Exercise brief:
Using the listing below, report all lines holding the word "Приобретение".

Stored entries
* Start *

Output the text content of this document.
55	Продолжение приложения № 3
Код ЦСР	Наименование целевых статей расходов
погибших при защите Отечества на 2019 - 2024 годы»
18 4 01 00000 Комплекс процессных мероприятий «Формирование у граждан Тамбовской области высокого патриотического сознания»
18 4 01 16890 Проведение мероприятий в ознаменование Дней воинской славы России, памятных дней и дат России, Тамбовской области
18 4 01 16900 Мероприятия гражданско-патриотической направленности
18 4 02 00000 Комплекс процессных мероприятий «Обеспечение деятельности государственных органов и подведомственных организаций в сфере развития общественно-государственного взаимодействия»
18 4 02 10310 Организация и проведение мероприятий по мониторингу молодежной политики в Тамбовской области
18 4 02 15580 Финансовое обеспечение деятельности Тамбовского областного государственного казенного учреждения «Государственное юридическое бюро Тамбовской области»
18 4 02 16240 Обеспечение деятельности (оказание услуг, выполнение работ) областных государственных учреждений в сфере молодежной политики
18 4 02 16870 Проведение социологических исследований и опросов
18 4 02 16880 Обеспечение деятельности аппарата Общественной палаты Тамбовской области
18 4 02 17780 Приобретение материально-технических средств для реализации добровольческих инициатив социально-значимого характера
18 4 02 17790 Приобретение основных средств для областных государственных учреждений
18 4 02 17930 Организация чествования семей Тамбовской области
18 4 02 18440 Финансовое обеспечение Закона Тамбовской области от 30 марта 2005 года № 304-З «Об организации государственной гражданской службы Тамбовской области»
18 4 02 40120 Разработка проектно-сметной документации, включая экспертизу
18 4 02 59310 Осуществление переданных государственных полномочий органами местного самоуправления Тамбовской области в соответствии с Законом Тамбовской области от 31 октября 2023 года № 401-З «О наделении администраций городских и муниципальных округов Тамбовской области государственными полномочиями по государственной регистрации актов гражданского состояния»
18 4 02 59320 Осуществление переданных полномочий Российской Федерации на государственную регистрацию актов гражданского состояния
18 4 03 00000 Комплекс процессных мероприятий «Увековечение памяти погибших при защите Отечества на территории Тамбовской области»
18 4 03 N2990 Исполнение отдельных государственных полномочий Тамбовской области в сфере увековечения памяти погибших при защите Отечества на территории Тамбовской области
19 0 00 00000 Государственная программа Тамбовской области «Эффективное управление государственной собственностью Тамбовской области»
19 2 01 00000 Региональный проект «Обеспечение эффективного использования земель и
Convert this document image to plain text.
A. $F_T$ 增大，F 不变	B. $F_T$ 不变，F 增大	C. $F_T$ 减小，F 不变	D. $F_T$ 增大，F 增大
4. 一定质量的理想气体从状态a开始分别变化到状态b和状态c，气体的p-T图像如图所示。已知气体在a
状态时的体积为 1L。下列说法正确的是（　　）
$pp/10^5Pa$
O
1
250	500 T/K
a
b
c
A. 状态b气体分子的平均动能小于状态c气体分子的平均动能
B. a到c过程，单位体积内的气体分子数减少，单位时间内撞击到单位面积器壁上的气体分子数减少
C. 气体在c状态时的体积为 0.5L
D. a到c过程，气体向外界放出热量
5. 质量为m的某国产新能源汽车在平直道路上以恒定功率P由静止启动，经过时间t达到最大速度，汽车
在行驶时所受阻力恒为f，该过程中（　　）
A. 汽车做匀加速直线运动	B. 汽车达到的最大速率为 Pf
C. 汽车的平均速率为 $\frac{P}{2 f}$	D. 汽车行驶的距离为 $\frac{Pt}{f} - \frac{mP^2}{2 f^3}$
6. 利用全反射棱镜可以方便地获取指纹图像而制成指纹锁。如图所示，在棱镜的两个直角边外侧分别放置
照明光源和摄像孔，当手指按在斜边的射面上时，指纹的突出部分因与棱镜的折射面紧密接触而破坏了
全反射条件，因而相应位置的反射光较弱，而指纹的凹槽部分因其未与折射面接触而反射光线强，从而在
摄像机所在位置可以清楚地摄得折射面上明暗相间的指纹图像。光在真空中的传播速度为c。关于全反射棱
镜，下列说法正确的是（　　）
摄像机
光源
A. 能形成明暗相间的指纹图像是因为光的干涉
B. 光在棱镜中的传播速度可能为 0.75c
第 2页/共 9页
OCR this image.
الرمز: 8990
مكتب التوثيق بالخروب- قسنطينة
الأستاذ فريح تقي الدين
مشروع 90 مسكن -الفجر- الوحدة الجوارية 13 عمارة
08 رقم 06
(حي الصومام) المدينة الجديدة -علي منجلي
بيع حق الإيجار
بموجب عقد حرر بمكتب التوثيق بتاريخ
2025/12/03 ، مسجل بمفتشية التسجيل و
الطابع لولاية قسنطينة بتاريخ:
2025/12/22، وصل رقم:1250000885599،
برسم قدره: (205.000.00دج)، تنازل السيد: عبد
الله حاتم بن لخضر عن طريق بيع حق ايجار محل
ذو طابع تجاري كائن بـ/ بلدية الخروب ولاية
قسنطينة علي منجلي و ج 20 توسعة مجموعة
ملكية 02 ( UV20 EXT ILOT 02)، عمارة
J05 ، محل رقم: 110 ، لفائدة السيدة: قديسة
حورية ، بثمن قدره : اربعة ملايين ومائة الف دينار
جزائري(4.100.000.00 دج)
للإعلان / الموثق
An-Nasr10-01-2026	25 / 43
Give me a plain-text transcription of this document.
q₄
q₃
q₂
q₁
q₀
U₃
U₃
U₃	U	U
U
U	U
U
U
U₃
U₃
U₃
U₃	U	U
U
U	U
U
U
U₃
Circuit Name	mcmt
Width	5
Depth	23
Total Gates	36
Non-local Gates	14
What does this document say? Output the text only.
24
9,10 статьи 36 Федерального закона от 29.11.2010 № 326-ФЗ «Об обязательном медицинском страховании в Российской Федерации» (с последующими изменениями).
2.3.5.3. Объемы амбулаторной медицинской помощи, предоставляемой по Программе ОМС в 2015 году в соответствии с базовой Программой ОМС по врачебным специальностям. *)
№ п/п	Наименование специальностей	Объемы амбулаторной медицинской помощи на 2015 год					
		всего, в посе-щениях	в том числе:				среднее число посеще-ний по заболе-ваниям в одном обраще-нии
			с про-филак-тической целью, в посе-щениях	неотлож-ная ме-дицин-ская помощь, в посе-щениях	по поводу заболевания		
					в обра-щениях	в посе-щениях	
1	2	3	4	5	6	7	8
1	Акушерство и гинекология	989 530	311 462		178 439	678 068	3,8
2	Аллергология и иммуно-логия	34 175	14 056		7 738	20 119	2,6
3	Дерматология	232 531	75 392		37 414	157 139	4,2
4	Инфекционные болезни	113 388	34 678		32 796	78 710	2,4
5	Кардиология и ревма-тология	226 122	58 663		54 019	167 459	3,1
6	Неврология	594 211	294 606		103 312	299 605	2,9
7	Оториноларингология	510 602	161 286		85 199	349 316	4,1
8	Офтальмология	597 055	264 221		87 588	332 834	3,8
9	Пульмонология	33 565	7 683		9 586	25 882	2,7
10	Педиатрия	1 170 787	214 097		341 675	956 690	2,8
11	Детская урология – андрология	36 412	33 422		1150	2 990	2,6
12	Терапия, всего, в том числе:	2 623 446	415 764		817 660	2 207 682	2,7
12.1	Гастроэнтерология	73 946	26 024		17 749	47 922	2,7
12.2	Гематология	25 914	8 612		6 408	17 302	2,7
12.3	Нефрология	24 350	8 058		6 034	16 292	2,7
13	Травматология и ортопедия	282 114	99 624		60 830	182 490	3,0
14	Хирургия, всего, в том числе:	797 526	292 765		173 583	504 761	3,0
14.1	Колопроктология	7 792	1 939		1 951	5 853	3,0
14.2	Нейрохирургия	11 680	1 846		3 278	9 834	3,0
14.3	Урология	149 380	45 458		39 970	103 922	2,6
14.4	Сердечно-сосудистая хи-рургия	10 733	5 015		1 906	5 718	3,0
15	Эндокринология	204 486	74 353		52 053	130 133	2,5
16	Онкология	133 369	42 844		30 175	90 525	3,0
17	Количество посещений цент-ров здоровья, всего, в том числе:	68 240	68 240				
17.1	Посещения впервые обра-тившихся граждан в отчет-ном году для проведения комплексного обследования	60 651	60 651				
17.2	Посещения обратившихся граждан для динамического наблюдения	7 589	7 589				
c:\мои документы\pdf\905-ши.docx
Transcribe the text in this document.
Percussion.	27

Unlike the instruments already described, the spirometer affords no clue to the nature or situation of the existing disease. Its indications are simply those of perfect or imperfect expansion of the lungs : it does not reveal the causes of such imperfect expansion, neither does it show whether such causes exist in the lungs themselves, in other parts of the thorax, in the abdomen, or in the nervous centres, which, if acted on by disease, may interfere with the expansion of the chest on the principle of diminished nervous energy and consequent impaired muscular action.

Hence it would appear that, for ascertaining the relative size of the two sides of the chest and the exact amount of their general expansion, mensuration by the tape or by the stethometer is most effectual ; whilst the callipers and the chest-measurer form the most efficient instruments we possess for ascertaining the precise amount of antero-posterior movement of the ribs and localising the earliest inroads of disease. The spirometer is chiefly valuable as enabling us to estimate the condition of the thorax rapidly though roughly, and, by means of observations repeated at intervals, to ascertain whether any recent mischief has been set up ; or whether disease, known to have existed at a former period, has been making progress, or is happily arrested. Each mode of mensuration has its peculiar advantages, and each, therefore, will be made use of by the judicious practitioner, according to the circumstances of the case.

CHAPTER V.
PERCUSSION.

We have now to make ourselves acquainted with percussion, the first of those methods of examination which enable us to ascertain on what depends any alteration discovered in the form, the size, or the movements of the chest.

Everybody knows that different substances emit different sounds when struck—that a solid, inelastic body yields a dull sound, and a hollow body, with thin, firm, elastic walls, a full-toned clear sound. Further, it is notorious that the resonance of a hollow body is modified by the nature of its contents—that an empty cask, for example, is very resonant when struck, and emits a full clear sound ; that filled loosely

* End *

Result for this exercise:
18 4 02 17780 Приобретение материально-технических средств для реализации добровольческих инициатив социально-значимого характера
18 4 02 17790 Приобретение основных средств для областных государственных учреждений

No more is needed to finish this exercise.